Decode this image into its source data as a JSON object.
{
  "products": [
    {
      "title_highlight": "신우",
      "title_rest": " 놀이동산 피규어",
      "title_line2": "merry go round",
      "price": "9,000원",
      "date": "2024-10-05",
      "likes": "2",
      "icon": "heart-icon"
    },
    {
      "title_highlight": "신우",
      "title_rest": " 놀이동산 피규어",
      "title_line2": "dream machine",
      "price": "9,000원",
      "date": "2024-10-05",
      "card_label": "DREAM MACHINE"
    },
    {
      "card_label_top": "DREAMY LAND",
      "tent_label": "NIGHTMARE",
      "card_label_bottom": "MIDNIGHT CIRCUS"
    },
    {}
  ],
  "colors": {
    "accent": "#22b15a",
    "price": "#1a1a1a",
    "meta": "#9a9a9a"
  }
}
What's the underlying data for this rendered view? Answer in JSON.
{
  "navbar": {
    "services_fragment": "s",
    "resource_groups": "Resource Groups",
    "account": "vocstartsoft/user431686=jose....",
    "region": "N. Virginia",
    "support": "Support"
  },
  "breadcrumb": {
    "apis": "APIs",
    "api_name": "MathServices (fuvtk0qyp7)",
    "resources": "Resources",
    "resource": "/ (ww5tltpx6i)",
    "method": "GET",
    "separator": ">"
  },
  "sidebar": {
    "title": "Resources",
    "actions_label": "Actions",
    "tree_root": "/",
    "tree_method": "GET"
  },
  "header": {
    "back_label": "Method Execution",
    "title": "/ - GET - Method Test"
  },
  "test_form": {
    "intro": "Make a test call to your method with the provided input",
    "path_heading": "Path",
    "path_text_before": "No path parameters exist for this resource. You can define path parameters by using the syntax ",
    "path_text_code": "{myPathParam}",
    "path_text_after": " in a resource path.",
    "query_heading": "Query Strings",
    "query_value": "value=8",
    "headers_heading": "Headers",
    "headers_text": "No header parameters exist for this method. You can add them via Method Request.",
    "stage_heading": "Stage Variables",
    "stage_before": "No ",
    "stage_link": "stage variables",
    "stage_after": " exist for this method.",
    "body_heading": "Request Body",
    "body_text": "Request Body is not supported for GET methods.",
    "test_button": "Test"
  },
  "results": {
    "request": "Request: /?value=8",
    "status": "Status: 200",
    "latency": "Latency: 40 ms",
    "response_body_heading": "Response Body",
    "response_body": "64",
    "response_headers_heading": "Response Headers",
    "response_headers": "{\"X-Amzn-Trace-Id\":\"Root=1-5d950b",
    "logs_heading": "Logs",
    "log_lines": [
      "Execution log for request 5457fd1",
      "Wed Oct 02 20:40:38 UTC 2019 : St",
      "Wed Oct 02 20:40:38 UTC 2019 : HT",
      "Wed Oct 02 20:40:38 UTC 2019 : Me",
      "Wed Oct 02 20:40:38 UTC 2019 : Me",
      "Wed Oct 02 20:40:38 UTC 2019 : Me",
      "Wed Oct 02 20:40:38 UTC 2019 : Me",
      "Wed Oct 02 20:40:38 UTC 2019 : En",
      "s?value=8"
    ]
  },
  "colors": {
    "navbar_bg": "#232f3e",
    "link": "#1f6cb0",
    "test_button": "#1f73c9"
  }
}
———
Each line of the material above must be retyped precisely.

Decode this image into its source data as a JSON object.
{
  "products": [
    {
      "title_highlight": "신우",
      "title_rest": " 놀이동산 피규어",
      "title_line2": "merry go round",
      "price": "9,000원",
      "date": "2024-10-05",
      "likes": "2",
      "icon": "heart-icon"
    },
    {
      "title_highlight": "신우",
      "title_rest": " 놀이동산 피규어",
      "title_line2": "dream machine",
      "price": "9,000원",
      "date": "2024-10-05",
      "card_label": "DREAM MACHINE"
    },
    {
      "card_label_top": "DREAMY LAND",
      "tent_label": "NIGHTMARE",
      "card_label_bottom": "MIDNIGHT CIRCUS"
    },
    {}
  ],
  "colors": {
    "accent": "#22b15a",
    "price": "#1a1a1a",
    "meta": "#9a9a9a"
  }
}
What's the underlying data for this rendered view? Answer in JSON.
{
  "navbar": {
    "services_fragment": "s",
    "resource_groups": "Resource Groups",
    "account": "vocstartsoft/user431686=jose....",
    "region": "N. Virginia",
    "support": "Support"
  },
  "breadcrumb": {
    "apis": "APIs",
    "api_name": "MathServices (fuvtk0qyp7)",
    "resources": "Resources",
    "resource": "/ (ww5tltpx6i)",
    "method": "GET",
    "separator": ">"
  },
  "sidebar": {
    "title": "Resources",
    "actions_label": "Actions",
    "tree_root": "/",
    "tree_method": "GET"
  },
  "header": {
    "back_label": "Method Execution",
    "title": "/ - GET - Method Test"
  },
  "test_form": {
    "intro": "Make a test call to your method with the provided input",
    "path_heading": "Path",
    "path_text_before": "No path parameters exist for this resource. You can define path parameters by using the syntax ",
    "path_text_code": "{myPathParam}",
    "path_text_after": " in a resource path.",
    "query_heading": "Query Strings",
    "query_value": "value=8",
    "headers_heading": "Headers",
    "headers_text": "No header parameters exist for this method. You can add them via Method Request.",
    "stage_heading": "Stage Variables",
    "stage_before": "No ",
    "stage_link": "stage variables",
    "stage_after": " exist for this method.",
    "body_heading": "Request Body",
    "body_text": "Request Body is not supported for GET methods.",
    "test_button": "Test"
  },
  "results": {
    "request": "Request: /?value=8",
    "status": "Status: 200",
    "latency": "Latency: 40 ms",
    "response_body_heading": "Response Body",
    "response_body": "64",
    "response_headers_heading": "Response Headers",
    "response_headers": "{\"X-Amzn-Trace-Id\":\"Root=1-5d950b",
    "logs_heading": "Logs",
    "log_lines": [
      "Execution log for request 5457fd1",
      "Wed Oct 02 20:40:38 UTC 2019 : St",
      "Wed Oct 02 20:40:38 UTC 2019 : HT",
      "Wed Oct 02 20:40:38 UTC 2019 : Me",
      "Wed Oct 02 20:40:38 UTC 2019 : Me",
      "Wed Oct 02 20:40:38 UTC 2019 : Me",
      "Wed Oct 02 20:40:38 UTC 2019 : Me",
      "Wed Oct 02 20:40:38 UTC 2019 : En",
      "s?value=8"
    ]
  },
  "colors": {
    "navbar_bg": "#232f3e",
    "link": "#1f6cb0",
    "test_button": "#1f73c9"
  }
}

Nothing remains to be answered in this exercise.